## start

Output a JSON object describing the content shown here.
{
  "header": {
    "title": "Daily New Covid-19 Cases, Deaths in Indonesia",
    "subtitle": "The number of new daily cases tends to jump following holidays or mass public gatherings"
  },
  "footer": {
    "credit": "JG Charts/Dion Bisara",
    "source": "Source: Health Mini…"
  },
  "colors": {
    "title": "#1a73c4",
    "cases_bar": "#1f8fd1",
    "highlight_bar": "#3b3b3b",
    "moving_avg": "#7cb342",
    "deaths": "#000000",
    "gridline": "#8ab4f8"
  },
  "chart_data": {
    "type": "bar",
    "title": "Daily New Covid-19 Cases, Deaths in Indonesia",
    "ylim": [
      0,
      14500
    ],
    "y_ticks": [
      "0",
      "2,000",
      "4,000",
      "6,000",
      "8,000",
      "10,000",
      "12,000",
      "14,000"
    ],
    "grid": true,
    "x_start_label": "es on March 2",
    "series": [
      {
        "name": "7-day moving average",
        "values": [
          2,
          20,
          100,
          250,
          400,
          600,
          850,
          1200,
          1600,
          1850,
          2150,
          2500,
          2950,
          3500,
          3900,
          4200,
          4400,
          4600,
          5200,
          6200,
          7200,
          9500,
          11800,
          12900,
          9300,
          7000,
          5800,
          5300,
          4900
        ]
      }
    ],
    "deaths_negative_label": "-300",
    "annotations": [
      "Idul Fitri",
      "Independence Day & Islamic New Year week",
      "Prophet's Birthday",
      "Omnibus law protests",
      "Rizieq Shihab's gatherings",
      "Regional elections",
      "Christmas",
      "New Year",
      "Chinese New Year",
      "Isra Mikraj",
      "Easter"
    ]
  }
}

## end
## start

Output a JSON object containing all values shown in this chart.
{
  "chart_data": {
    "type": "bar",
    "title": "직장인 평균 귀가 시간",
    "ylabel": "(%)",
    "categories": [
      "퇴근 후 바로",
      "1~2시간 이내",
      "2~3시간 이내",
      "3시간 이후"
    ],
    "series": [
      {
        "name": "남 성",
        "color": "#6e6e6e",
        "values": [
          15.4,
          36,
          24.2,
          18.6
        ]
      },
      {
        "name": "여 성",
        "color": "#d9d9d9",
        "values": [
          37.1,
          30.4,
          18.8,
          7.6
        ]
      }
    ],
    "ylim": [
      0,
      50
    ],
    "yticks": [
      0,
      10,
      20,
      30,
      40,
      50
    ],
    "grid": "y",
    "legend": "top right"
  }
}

## end
## start

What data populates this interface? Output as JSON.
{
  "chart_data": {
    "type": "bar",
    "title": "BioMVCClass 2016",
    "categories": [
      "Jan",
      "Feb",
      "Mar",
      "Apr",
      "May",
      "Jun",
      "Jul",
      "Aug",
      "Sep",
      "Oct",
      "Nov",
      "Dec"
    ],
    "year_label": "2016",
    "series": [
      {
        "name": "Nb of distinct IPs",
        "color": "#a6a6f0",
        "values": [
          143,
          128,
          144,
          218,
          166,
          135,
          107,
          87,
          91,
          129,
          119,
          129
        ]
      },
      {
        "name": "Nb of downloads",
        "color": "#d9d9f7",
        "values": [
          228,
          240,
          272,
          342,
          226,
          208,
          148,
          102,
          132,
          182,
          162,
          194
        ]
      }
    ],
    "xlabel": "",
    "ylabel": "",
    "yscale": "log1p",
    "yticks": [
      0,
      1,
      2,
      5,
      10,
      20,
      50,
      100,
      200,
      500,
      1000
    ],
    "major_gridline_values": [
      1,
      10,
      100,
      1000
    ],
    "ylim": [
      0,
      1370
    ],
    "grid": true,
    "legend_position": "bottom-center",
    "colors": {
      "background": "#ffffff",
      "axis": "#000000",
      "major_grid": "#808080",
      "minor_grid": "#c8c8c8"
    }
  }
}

## end

**Task directions:** Reproduce every line of the listing above in which the string "name" appears.

**Response for this exercise:**
        "name": "7-day moving average",
        "name": "남 성",
        "name": "여 성",
        "name": "Nb of distinct IPs",
        "name": "Nb of downloads",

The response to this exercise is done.